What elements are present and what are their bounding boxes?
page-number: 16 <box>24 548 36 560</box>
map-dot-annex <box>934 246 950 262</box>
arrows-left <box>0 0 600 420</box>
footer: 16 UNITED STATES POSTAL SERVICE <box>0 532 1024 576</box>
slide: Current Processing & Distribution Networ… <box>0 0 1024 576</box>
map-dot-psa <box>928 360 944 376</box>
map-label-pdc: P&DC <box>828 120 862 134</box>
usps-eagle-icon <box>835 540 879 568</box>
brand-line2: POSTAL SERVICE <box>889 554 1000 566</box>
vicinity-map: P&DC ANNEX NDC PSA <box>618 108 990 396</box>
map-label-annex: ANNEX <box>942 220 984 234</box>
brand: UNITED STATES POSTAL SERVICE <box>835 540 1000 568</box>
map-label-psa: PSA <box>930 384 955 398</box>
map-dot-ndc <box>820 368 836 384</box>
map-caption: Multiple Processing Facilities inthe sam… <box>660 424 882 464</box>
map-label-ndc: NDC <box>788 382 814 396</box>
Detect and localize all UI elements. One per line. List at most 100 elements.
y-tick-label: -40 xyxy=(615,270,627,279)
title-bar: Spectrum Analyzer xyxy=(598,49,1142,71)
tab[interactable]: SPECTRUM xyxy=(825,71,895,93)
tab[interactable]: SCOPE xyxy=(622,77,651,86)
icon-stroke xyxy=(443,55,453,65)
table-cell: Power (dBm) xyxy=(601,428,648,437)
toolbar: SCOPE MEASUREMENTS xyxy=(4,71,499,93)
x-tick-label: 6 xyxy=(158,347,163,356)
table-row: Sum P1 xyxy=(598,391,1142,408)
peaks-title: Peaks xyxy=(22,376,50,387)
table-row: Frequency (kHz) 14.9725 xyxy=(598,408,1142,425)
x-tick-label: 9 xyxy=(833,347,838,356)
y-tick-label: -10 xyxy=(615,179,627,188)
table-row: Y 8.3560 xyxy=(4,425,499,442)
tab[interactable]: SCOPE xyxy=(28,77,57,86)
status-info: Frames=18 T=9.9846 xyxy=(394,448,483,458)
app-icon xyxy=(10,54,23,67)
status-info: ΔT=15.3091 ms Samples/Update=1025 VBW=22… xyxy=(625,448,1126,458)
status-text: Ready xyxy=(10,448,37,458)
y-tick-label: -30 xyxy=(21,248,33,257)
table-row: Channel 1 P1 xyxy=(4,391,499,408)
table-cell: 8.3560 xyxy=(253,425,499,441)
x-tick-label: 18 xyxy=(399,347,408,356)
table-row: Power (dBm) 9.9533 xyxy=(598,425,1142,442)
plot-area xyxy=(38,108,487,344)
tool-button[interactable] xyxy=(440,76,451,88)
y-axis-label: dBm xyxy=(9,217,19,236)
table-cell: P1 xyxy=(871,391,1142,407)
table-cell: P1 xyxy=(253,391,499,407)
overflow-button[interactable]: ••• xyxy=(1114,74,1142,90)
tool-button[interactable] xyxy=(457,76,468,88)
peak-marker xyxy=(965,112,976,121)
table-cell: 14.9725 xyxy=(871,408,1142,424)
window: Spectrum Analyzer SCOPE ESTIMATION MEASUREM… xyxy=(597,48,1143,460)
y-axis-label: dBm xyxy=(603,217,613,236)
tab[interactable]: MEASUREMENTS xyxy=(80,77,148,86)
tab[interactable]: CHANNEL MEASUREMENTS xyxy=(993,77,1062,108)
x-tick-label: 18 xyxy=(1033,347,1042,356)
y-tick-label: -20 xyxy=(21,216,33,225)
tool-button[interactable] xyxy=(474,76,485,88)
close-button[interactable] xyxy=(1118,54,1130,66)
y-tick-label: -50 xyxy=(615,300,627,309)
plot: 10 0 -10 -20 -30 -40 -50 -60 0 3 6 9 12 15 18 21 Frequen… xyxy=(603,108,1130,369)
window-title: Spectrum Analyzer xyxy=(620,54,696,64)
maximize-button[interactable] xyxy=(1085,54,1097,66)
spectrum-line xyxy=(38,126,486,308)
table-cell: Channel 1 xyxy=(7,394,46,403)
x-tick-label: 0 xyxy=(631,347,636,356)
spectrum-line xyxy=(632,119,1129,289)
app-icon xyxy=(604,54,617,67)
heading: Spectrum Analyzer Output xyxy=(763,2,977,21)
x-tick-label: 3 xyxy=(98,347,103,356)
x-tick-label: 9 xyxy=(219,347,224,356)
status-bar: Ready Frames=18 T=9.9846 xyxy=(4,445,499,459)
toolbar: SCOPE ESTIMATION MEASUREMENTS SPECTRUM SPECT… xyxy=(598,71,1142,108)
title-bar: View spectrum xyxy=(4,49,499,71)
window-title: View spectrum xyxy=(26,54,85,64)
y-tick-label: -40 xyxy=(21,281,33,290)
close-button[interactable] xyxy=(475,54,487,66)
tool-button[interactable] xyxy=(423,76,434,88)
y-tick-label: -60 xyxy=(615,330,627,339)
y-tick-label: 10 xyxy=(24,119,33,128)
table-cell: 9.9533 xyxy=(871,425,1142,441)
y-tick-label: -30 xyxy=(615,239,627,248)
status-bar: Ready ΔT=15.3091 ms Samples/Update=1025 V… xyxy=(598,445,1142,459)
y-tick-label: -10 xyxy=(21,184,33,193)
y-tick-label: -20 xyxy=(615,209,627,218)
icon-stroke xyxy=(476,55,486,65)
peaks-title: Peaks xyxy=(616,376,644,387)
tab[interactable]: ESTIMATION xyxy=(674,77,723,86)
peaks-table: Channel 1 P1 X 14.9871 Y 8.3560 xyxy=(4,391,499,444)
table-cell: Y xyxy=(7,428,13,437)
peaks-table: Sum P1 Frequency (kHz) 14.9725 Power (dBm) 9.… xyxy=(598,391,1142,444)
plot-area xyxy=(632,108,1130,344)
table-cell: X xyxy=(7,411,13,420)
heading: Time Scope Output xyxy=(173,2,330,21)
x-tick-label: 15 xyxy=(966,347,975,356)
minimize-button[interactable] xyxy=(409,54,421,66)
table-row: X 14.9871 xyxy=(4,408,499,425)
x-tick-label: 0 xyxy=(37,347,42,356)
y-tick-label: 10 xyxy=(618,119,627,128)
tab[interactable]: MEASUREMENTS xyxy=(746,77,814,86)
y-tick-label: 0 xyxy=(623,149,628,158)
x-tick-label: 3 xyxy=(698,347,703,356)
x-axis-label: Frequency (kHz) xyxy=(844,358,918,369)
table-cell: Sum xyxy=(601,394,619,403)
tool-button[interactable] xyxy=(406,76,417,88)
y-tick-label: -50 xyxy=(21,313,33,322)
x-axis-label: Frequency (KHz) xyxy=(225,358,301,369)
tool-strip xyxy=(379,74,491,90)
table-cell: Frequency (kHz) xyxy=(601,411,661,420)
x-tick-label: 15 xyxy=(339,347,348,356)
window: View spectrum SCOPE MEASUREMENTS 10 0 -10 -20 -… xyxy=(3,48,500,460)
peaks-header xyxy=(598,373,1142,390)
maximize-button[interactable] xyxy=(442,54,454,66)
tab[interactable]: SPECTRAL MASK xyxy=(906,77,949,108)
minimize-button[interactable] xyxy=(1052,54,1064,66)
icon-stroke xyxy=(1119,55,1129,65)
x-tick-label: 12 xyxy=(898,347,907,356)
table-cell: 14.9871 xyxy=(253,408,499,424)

**PROBLEM STATEMENT**
Convert the data above into a numbered list with one line per item, and leave out any blank lines.

**SOLUTION TO THIS PROBLEM**
1. What elements are present and what are their bounding boxes?
2. page-number: 16 <box>24 548 36 560</box>
3. map-dot-annex <box>934 246 950 262</box>
4. arrows-left <box>0 0 600 420</box>
5. footer: 16 UNITED STATES POSTAL SERVICE <box>0 532 1024 576</box>
6. slide: Current Processing & Distribution Networ… <box>0 0 1024 576</box>
7. map-dot-psa <box>928 360 944 376</box>
8. map-label-pdc: P&DC <box>828 120 862 134</box>
9. usps-eagle-icon <box>835 540 879 568</box>
10. brand-line2: POSTAL SERVICE <box>889 554 1000 566</box>
11. vicinity-map: P&DC ANNEX NDC PSA <box>618 108 990 396</box>
12. map-label-annex: ANNEX <box>942 220 984 234</box>
13. brand: UNITED STATES POSTAL SERVICE <box>835 540 1000 568</box>
14. map-label-psa: PSA <box>930 384 955 398</box>
15. map-dot-ndc <box>820 368 836 384</box>
16. map-caption: Multiple Processing Facilities inthe sam… <box>660 424 882 464</box>
17. map-label-ndc: NDC <box>788 382 814 396</box>
18. Detect and localize all UI elements. One per line. List at most 100 elements.
19. y-tick-label: -40 xyxy=(615,270,627,279)
20. title-bar: Spectrum Analyzer xyxy=(598,49,1142,71)
21. tab[interactable]: SPECTRUM xyxy=(825,71,895,93)
22. tab[interactable]: SCOPE xyxy=(622,77,651,86)
23. icon-stroke xyxy=(443,55,453,65)
24. table-cell: Power (dBm) xyxy=(601,428,648,437)
25. toolbar: SCOPE MEASUREMENTS xyxy=(4,71,499,93)
26. x-tick-label: 6 xyxy=(158,347,163,356)
27. table-row: Sum P1 xyxy=(598,391,1142,408)
28. peaks-title: Peaks xyxy=(22,376,50,387)
29. table-row: Frequency (kHz) 14.9725 xyxy=(598,408,1142,425)
30. x-tick-label: 9 xyxy=(833,347,838,356)
31. y-tick-label: -10 xyxy=(615,179,627,188)
32. table-row: Y 8.3560 xyxy=(4,425,499,442)
33. tab[interactable]: SCOPE xyxy=(28,77,57,86)
34. status-info: Frames=18 T=9.9846 xyxy=(394,448,483,458)
35. app-icon xyxy=(10,54,23,67)
36. status-info: ΔT=15.3091 ms Samples/Update=1025 VBW=22… xyxy=(625,448,1126,458)
37. status-text: Ready xyxy=(10,448,37,458)
38. y-tick-label: -30 xyxy=(21,248,33,257)
39. table-row: Channel 1 P1 xyxy=(4,391,499,408)
40. table-cell: 8.3560 xyxy=(253,425,499,441)
41. x-tick-label: 18 xyxy=(399,347,408,356)
42. table-row: Power (dBm) 9.9533 xyxy=(598,425,1142,442)
43. plot-area xyxy=(38,108,487,344)
44. tool-button[interactable] xyxy=(440,76,451,88)
45. y-axis-label: dBm xyxy=(9,217,19,236)
46. table-cell: P1 xyxy=(871,391,1142,407)
47. table-cell: P1 xyxy=(253,391,499,407)
48. overflow-button[interactable]: ••• xyxy=(1114,74,1142,90)
49. tool-button[interactable] xyxy=(457,76,468,88)
50. peak-marker xyxy=(965,112,976,121)
51. table-cell: 14.9725 xyxy=(871,408,1142,424)
52. window: Spectrum Analyzer SCOPE ESTIMATION MEASUREM… xyxy=(597,48,1143,460)
53. y-axis-label: dBm xyxy=(603,217,613,236)
54. tab[interactable]: MEASUREMENTS xyxy=(80,77,148,86)
55. tab[interactable]: CHANNEL MEASUREMENTS xyxy=(993,77,1062,108)
56. x-tick-label: 18 xyxy=(1033,347,1042,356)
57. y-tick-label: -20 xyxy=(21,216,33,225)
58. tool-button[interactable] xyxy=(474,76,485,88)
59. close-button[interactable] xyxy=(1118,54,1130,66)
60. y-tick-label: -50 xyxy=(615,300,627,309)
61. plot: 10 0 -10 -20 -30 -40 -50 -60 0 3 6 9 12 15 18 21 Frequen… xyxy=(603,108,1130,369)
62. window-title: Spectrum Analyzer xyxy=(620,54,696,64)
63. maximize-button[interactable] xyxy=(1085,54,1097,66)
64. spectrum-line xyxy=(38,126,486,308)
65. table-cell: Channel 1 xyxy=(7,394,46,403)
66. x-tick-label: 0 xyxy=(631,347,636,356)
67. spectrum-line xyxy=(632,119,1129,289)
68. app-icon xyxy=(604,54,617,67)
69. heading: Spectrum Analyzer Output xyxy=(763,2,977,21)
70. x-tick-label: 3 xyxy=(98,347,103,356)
71. x-tick-label: 9 xyxy=(219,347,224,356)
72. status-bar: Ready Frames=18 T=9.9846 xyxy=(4,445,499,459)
73. toolbar: SCOPE ESTIMATION MEASUREMENTS SPECTRUM SPECT… xyxy=(598,71,1142,108)
74. title-bar: View spectrum xyxy=(4,49,499,71)
75. window-title: View spectrum xyxy=(26,54,85,64)
76. y-tick-label: -40 xyxy=(21,281,33,290)
77. close-button[interactable] xyxy=(475,54,487,66)
78. tool-button[interactable] xyxy=(423,76,434,88)
79. y-tick-label: -60 xyxy=(615,330,627,339)
80. y-tick-label: 10 xyxy=(24,119,33,128)
81. table-cell: 9.9533 xyxy=(871,425,1142,441)
82. y-tick-label: -30 xyxy=(615,239,627,248)
83. status-bar: Ready ΔT=15.3091 ms Samples/Update=1025 V… xyxy=(598,445,1142,459)
84. y-tick-label: -10 xyxy=(21,184,33,193)
85. y-tick-label: -20 xyxy=(615,209,627,218)
86. icon-stroke xyxy=(476,55,486,65)
87. peaks-title: Peaks xyxy=(616,376,644,387)
88. tab[interactable]: ESTIMATION xyxy=(674,77,723,86)
89. peaks-table: Channel 1 P1 X 14.9871 Y 8.3560 xyxy=(4,391,499,444)
90. table-cell: Y xyxy=(7,428,13,437)
91. peaks-table: Sum P1 Frequency (kHz) 14.9725 Power (dBm) 9.… xyxy=(598,391,1142,444)
92. plot-area xyxy=(632,108,1130,344)
93. table-cell: X xyxy=(7,411,13,420)
94. heading: Time Scope Output xyxy=(173,2,330,21)
95. x-tick-label: 15 xyxy=(966,347,975,356)
96. minimize-button[interactable] xyxy=(409,54,421,66)
97. table-row: X 14.9871 xyxy=(4,408,499,425)
98. x-tick-label: 0 xyxy=(37,347,42,356)
99. y-tick-label: 10 xyxy=(618,119,627,128)
100. tab[interactable]: MEASUREMENTS xyxy=(746,77,814,86)
101. y-tick-label: 0 xyxy=(623,149,628,158)
102. x-tick-label: 3 xyxy=(698,347,703,356)
103. x-axis-label: Frequency (kHz) xyxy=(844,358,918,369)
104. table-cell: Sum xyxy=(601,394,619,403)
105. tool-button[interactable] xyxy=(406,76,417,88)
106. y-tick-label: -50 xyxy=(21,313,33,322)
107. x-axis-label: Frequency (KHz) xyxy=(225,358,301,369)
108. tool-strip xyxy=(379,74,491,90)
109. table-cell: Frequency (kHz) xyxy=(601,411,661,420)
110. x-tick-label: 15 xyxy=(339,347,348,356)
111. window: View spectrum SCOPE MEASUREMENTS 10 0 -10 -20 -… xyxy=(3,48,500,460)
112. peaks-header xyxy=(598,373,1142,390)
113. maximize-button[interactable] xyxy=(442,54,454,66)
114. tab[interactable]: SPECTRAL MASK xyxy=(906,77,949,108)
115. minimize-button[interactable] xyxy=(1052,54,1064,66)
116. icon-stroke xyxy=(1119,55,1129,65)
117. x-tick-label: 12 xyxy=(898,347,907,356)
118. table-cell: 14.9871 xyxy=(253,408,499,424)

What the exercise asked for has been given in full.